** Start DATA ROWS **

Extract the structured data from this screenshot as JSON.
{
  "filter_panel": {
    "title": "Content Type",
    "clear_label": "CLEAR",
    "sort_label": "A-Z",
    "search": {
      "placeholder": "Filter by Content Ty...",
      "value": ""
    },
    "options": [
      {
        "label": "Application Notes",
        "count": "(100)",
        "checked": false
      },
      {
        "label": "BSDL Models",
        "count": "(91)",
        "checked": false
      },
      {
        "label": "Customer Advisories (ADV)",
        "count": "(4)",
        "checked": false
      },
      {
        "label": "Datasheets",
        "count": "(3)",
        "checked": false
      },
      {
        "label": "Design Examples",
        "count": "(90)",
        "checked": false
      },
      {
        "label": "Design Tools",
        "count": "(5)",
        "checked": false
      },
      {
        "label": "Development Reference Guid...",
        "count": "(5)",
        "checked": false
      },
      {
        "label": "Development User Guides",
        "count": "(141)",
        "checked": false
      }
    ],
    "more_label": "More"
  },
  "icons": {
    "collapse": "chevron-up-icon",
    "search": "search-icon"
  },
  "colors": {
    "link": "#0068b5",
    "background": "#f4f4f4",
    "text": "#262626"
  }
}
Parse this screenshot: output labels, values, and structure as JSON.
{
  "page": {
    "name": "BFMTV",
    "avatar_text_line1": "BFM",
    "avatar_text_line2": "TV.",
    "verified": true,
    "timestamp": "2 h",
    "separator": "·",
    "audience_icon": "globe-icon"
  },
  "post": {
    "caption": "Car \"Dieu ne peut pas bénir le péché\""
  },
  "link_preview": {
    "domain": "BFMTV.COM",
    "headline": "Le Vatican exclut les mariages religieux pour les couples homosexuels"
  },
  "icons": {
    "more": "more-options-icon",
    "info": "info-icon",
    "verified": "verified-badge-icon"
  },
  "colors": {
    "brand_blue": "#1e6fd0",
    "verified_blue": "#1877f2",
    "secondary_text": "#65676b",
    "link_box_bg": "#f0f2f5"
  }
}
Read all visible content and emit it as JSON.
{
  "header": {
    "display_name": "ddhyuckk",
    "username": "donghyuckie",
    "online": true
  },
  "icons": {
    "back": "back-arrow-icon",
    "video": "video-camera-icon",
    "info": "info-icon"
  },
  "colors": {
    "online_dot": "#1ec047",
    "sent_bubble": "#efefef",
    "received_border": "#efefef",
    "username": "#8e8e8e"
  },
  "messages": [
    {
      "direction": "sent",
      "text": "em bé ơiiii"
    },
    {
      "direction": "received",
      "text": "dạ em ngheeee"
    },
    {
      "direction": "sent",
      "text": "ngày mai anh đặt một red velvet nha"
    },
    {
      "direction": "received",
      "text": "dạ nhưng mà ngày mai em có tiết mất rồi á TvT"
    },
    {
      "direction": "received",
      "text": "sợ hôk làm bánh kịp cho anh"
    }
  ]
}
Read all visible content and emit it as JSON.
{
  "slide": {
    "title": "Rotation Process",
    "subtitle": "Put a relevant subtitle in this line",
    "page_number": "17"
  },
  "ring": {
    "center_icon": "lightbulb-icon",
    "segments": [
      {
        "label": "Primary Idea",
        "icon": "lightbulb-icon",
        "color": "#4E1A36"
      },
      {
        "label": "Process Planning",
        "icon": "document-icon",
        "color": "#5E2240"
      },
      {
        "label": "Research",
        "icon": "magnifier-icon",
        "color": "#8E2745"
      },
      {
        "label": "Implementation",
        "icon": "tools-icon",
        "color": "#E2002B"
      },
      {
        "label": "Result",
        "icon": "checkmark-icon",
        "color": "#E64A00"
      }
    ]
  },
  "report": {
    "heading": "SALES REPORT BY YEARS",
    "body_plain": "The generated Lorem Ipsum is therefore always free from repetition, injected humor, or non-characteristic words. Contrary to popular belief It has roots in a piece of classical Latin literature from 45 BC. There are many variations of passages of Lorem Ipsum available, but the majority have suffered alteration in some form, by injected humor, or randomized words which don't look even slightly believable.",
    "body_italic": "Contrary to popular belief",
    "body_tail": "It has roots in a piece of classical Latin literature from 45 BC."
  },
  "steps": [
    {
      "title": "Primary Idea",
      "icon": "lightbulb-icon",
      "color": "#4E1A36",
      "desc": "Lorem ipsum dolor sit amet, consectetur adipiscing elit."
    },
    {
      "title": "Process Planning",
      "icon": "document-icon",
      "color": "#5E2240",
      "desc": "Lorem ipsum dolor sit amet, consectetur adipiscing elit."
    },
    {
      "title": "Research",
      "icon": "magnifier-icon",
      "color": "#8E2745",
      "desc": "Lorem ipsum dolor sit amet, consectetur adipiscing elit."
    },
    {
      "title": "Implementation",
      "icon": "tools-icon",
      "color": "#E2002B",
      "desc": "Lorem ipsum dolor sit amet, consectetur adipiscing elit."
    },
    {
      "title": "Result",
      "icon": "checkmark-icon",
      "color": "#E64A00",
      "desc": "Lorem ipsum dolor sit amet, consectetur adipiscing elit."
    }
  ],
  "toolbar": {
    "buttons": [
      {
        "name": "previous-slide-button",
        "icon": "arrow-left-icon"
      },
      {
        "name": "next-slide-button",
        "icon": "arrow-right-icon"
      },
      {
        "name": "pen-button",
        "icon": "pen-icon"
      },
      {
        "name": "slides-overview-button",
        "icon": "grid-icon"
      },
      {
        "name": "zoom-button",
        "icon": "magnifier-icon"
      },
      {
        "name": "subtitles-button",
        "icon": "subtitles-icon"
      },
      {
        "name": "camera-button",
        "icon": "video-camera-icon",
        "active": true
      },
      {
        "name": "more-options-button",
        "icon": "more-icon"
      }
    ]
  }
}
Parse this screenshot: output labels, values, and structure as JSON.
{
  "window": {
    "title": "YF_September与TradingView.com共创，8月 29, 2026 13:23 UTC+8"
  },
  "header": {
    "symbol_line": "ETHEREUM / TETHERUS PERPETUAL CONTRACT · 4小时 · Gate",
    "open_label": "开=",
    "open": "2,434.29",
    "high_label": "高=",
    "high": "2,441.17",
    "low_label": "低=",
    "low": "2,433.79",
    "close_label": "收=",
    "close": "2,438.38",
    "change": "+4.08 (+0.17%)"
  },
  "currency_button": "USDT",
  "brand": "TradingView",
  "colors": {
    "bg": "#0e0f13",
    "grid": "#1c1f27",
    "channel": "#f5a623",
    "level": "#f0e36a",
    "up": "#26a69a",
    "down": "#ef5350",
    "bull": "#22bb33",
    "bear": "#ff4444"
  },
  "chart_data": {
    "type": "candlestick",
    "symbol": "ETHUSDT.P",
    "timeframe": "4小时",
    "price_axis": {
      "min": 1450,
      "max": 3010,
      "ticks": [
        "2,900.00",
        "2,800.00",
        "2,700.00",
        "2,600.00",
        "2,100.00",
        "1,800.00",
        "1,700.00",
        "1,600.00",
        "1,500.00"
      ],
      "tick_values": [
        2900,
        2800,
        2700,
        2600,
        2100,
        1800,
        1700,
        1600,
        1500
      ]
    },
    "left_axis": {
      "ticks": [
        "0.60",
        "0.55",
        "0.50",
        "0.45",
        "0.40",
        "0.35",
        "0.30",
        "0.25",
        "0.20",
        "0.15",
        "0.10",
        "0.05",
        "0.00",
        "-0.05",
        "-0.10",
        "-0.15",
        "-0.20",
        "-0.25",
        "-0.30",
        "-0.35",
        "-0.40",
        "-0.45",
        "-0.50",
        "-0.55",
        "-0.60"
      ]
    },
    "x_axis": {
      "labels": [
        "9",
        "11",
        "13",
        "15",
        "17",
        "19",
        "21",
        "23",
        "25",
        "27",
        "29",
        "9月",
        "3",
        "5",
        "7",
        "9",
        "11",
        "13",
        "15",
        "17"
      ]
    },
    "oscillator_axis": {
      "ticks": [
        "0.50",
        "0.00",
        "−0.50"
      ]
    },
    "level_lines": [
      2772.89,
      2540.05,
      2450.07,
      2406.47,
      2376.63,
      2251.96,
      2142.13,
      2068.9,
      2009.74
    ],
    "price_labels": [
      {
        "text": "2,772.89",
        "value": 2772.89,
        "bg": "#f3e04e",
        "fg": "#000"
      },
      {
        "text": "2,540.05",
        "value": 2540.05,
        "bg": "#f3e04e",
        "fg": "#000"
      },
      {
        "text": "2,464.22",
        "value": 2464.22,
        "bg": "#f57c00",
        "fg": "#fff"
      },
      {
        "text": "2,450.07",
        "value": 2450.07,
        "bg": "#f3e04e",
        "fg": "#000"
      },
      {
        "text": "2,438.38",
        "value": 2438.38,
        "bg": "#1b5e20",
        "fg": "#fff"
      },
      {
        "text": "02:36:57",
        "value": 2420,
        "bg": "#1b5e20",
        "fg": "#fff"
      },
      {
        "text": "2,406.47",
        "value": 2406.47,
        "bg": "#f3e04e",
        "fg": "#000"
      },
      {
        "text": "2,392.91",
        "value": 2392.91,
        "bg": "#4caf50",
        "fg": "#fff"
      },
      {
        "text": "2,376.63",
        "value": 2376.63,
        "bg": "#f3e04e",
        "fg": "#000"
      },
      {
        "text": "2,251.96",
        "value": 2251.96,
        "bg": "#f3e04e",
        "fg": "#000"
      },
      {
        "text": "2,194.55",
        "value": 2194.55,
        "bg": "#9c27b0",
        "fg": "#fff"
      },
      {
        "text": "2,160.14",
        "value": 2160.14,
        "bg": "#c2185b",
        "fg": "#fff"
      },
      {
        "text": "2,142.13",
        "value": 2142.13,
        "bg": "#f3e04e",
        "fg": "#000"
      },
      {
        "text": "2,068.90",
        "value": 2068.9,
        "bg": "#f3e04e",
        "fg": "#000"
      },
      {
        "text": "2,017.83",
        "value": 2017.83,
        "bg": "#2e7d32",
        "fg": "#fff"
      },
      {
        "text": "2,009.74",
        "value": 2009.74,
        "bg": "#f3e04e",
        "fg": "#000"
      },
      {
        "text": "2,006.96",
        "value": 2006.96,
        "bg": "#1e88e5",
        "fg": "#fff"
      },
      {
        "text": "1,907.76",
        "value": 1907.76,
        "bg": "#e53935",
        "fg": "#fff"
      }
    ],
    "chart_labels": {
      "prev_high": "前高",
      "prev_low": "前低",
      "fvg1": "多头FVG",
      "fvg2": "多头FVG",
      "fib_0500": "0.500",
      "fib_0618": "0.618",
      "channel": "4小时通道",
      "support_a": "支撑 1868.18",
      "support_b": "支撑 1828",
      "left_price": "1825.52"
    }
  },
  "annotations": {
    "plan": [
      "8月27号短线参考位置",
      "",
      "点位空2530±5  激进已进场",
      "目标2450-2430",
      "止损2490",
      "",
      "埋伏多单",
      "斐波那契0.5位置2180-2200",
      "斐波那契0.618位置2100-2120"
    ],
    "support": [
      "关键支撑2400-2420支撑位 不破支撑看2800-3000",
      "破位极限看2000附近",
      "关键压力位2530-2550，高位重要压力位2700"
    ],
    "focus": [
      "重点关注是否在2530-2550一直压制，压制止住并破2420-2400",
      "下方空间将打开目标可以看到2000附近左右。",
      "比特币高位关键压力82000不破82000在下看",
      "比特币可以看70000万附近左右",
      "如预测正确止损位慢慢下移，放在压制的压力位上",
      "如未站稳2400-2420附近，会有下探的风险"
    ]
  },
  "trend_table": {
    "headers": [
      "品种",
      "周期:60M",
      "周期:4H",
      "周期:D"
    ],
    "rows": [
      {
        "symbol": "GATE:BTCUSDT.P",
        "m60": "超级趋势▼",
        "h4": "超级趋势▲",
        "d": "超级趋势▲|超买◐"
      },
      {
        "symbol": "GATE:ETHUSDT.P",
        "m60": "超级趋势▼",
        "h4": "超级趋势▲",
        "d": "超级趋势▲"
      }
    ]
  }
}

** End DATA ROWS **

Gather every line from the listing above in which the word "options" appears.

* FINAL RESULT *
    "options": [
    "more": "more-options-icon",
        "name": "more-options-button",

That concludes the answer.